--- Start of DATA SHOWN ---
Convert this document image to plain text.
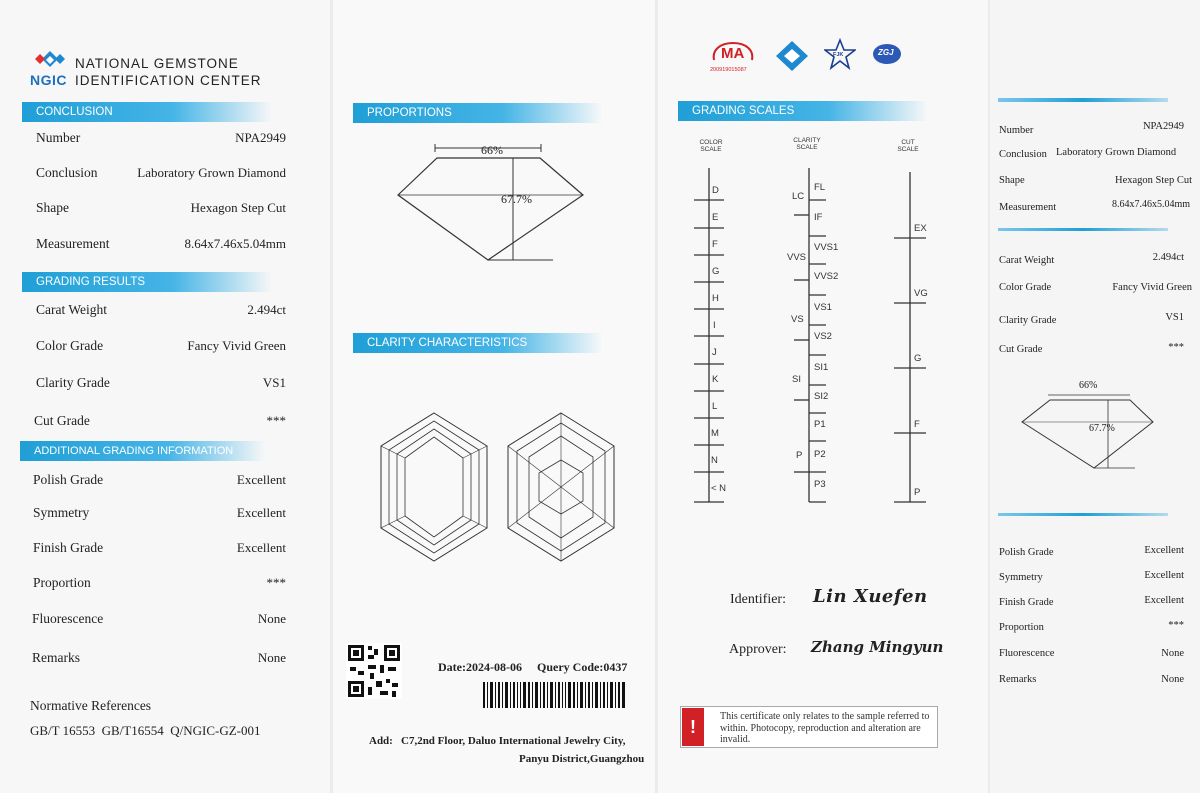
NGIC
NATIONAL GEMSTONE
IDENTIFICATION CENTER
CONCLUSION
Number	NPA2949
Conclusion	Laboratory Grown Diamond
Shape	Hexagon Step Cut
Measurement	8.64x7.46x5.04mm
GRADING RESULTS
Carat Weight	2.494ct
Color Grade	Fancy Vivid Green
Clarity Grade	VS1
Cut Grade	***
ADDITIONAL GRADING INFORMATION
Polish Grade	Excellent
Symmetry	Excellent
Finish Grade	Excellent
Proportion	***
Fluorescence	None
Remarks	None
Normative References
GB/T 16553  GB/T16554  Q/NGIC-GZ-001
PROPORTIONS
66%
67.7%
CLARITY CHARACTERISTICS
Date:2024-08-06 Query Code:0437
Add: C7,2nd Floor, Daluo International Jewelry City,
Panyu District,Guangzhou
MA
200919015087
FJK	ZGJ
GRADING SCALES
COLOR
SCALE
CLARITY
SCALE
CUT
SCALE
D
E
F
G
H
I
J
K
L
M
N
< N
LC
VVS
VS
SI
P
FL
IF
VVS1
VVS2
VS1
VS2
SI1
SI2
P1
P2
P3
EX
VG
G
F
P
Identifier: Lin Xuefen
Approver: Zhang Mingyun
!
This certificate only relates to the sample referred to within. Photocopy, reproduction and alteration are invalid.
Number	NPA2949
Conclusion Laboratory Grown Diamond
Shape	Hexagon Step Cut
Measurement	8.64x7.46x5.04mm
Carat Weight	2.494ct
Color Grade	Fancy Vivid Green
Clarity Grade	VS1
Cut Grade	***
66%
67.7%
Polish Grade	Excellent
Symmetry	Excellent
Finish Grade	Excellent
Proportion	***
Fluorescence	None
Remarks	None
--- End of DATA SHOWN ---
PROBLEM
Show every line from the entries above in which "Laboratory" appears.

WRITTEN REPLY
Conclusion	Laboratory Grown Diamond
Conclusion Laboratory Grown Diamond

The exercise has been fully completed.